• Exercise description:
Below is a set of records. Repeat all of them exactly.

• Data excerpts:
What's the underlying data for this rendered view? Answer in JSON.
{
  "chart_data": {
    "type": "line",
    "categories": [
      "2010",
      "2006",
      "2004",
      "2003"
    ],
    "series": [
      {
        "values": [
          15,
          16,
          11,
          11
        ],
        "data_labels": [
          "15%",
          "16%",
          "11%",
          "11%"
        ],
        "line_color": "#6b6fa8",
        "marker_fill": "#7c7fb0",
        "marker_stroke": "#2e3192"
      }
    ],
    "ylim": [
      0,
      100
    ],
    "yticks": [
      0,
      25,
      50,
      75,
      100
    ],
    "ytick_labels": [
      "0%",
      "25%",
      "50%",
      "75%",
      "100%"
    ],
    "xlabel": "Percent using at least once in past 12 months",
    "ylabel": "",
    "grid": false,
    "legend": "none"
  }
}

• Result of the exercise:
What's the underlying data for this rendered view? Answer in JSON.
{
  "chart_data": {
    "type": "line",
    "categories": [
      "2010",
      "2006",
      "2004",
      "2003"
    ],
    "series": [
      {
        "values": [
          15,
          16,
          11,
          11
        ],
        "data_labels": [
          "15%",
          "16%",
          "11%",
          "11%"
        ],
        "line_color": "#6b6fa8",
        "marker_fill": "#7c7fb0",
        "marker_stroke": "#2e3192"
      }
    ],
    "ylim": [
      0,
      100
    ],
    "yticks": [
      0,
      25,
      50,
      75,
      100
    ],
    "ytick_labels": [
      "0%",
      "25%",
      "50%",
      "75%",
      "100%"
    ],
    "xlabel": "Percent using at least once in past 12 months",
    "ylabel": "",
    "grid": false,
    "legend": "none"
  }
}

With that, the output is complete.